■ Work to do: Extract all data as written.

-- Start Record set --

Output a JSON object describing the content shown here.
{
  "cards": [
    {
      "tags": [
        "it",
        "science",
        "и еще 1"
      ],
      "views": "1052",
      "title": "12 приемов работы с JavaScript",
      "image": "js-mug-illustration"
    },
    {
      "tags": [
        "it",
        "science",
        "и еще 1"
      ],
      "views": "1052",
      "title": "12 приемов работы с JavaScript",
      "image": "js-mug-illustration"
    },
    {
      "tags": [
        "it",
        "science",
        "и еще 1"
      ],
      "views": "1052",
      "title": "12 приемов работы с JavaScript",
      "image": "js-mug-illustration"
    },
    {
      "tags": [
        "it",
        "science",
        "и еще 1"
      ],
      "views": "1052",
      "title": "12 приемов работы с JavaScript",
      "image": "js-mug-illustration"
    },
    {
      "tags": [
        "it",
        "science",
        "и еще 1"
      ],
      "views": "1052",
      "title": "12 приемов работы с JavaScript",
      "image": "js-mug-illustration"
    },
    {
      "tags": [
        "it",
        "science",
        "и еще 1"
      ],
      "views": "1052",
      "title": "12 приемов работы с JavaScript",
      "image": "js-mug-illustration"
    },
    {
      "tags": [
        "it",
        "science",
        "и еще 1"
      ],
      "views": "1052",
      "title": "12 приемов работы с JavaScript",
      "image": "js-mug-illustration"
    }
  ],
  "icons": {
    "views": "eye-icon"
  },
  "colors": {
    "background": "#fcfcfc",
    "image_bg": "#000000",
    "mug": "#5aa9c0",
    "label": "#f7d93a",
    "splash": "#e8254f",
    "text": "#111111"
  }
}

-- End Record set --

■ Answer to this problem:
Output a JSON object describing the content shown here.
{
  "cards": [
    {
      "tags": [
        "it",
        "science",
        "и еще 1"
      ],
      "views": "1052",
      "title": "12 приемов работы с JavaScript",
      "image": "js-mug-illustration"
    },
    {
      "tags": [
        "it",
        "science",
        "и еще 1"
      ],
      "views": "1052",
      "title": "12 приемов работы с JavaScript",
      "image": "js-mug-illustration"
    },
    {
      "tags": [
        "it",
        "science",
        "и еще 1"
      ],
      "views": "1052",
      "title": "12 приемов работы с JavaScript",
      "image": "js-mug-illustration"
    },
    {
      "tags": [
        "it",
        "science",
        "и еще 1"
      ],
      "views": "1052",
      "title": "12 приемов работы с JavaScript",
      "image": "js-mug-illustration"
    },
    {
      "tags": [
        "it",
        "science",
        "и еще 1"
      ],
      "views": "1052",
      "title": "12 приемов работы с JavaScript",
      "image": "js-mug-illustration"
    },
    {
      "tags": [
        "it",
        "science",
        "и еще 1"
      ],
      "views": "1052",
      "title": "12 приемов работы с JavaScript",
      "image": "js-mug-illustration"
    },
    {
      "tags": [
        "it",
        "science",
        "и еще 1"
      ],
      "views": "1052",
      "title": "12 приемов работы с JavaScript",
      "image": "js-mug-illustration"
    }
  ],
  "icons": {
    "views": "eye-icon"
  },
  "colors": {
    "background": "#fcfcfc",
    "image_bg": "#000000",
    "mug": "#5aa9c0",
    "label": "#f7d93a",
    "splash": "#e8254f",
    "text": "#111111"
  }
}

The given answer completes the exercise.